Figure contents as structured data
+---+
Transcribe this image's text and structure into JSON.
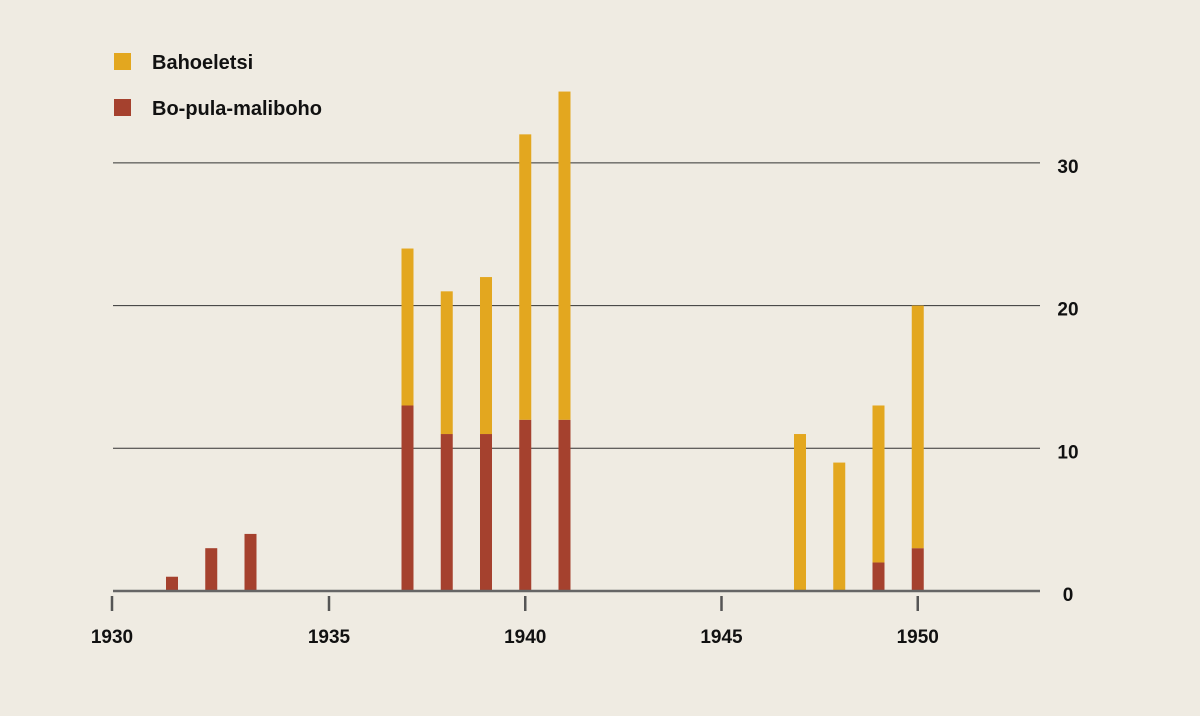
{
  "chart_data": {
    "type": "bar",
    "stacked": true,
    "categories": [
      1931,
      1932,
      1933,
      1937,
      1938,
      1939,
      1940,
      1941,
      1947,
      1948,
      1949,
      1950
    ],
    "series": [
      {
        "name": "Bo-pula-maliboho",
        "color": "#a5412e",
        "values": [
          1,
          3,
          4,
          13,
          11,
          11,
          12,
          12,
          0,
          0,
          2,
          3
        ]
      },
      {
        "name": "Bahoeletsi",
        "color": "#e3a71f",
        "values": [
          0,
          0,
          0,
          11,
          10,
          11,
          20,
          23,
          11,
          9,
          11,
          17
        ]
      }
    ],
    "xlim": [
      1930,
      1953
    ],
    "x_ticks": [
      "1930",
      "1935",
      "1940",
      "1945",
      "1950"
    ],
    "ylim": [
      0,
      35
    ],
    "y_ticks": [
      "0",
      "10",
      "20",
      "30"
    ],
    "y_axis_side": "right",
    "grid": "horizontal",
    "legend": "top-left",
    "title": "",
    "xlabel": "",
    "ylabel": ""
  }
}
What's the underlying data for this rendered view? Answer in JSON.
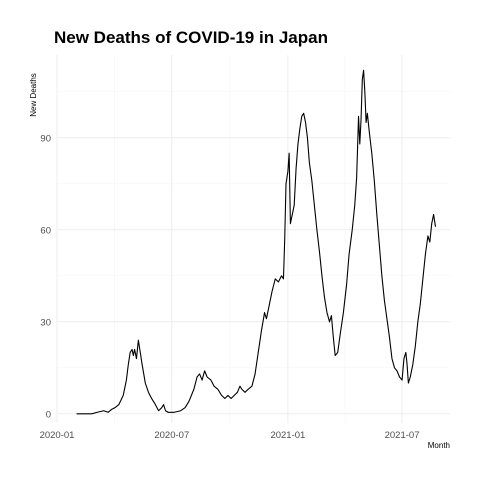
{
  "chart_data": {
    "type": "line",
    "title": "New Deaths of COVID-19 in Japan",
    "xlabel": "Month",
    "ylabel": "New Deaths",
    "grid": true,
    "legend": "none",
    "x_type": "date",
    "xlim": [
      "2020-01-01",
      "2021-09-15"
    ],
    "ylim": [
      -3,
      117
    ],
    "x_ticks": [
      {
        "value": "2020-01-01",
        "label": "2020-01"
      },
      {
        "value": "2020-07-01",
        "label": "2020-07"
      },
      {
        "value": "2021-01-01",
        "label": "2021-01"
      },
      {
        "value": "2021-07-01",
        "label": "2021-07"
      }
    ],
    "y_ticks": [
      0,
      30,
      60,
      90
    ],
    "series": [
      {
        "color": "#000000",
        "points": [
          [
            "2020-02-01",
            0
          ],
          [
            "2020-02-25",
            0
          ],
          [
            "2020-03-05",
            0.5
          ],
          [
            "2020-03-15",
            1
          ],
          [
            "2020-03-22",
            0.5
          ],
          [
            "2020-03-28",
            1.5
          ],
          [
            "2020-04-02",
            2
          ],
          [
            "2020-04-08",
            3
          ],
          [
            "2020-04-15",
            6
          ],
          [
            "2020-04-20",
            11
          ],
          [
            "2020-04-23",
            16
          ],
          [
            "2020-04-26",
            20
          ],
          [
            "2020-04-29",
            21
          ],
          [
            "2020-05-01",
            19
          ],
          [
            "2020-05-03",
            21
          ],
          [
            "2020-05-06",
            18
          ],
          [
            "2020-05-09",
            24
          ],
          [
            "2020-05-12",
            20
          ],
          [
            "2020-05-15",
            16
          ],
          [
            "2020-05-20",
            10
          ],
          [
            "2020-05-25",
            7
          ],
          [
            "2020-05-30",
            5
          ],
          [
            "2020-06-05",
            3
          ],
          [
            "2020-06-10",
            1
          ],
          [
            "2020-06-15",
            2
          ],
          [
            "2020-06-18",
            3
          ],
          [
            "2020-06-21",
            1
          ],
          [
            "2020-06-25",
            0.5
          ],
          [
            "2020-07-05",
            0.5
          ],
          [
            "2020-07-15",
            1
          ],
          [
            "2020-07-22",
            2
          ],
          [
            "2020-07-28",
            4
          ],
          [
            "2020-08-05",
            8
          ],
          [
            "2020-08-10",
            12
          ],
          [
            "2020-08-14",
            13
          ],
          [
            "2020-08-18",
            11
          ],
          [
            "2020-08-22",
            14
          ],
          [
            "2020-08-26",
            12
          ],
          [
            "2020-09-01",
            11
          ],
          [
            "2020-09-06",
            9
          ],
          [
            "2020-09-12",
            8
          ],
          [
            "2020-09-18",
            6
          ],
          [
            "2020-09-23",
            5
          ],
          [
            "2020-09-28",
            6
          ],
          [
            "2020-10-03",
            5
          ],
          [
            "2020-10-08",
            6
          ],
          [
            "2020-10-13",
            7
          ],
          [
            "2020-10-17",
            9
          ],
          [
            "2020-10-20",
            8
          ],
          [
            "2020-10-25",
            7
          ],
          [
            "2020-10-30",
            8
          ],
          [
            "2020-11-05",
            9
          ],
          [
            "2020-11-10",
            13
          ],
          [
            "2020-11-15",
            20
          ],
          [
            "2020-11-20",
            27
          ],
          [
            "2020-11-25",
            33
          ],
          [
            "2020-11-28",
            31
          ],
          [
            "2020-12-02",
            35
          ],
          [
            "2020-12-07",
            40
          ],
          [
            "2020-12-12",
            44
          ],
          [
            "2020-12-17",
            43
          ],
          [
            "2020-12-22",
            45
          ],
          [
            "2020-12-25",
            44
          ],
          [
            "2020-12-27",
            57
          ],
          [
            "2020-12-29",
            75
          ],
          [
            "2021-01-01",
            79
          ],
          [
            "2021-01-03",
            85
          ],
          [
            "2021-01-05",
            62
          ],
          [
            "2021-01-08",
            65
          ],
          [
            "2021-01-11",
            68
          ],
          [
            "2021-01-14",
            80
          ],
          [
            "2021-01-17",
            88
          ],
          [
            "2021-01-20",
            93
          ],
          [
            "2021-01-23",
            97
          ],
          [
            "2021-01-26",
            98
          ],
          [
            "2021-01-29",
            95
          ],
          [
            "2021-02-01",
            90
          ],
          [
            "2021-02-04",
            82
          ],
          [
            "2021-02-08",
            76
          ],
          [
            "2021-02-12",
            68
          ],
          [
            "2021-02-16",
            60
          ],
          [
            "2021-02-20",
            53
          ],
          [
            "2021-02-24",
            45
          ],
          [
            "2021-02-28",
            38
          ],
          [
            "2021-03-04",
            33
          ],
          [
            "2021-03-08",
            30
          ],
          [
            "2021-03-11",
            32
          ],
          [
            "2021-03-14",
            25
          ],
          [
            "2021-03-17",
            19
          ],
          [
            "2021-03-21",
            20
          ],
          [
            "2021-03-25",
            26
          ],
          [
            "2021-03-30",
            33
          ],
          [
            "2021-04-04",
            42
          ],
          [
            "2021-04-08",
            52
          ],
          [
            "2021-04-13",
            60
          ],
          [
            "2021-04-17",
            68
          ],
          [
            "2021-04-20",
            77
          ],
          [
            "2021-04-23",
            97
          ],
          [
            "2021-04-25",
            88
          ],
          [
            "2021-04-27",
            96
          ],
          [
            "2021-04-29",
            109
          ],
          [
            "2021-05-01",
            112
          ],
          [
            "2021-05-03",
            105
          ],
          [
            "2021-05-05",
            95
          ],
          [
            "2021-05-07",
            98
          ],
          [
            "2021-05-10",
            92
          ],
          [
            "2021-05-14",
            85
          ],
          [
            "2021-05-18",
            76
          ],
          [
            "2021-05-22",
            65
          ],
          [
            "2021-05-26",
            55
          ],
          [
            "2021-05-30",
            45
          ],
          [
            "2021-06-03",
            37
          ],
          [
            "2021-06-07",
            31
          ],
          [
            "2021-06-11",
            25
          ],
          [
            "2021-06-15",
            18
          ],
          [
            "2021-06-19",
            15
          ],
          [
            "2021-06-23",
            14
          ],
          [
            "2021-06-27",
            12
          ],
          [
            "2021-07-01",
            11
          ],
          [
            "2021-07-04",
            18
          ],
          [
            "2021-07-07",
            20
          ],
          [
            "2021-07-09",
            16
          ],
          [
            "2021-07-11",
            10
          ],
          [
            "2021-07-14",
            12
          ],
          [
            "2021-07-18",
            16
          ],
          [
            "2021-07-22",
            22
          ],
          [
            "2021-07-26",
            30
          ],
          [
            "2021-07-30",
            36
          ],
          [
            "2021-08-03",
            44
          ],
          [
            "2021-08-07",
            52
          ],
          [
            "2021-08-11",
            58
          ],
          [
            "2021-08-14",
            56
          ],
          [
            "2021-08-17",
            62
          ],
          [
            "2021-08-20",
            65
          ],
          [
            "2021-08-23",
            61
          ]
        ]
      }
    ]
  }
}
+---+
**The problem:** Track down the lines that include the word "title" and copy them.

**Reply:**
    "title": "",
    "title": "New Deaths of COVID-19 in Japan",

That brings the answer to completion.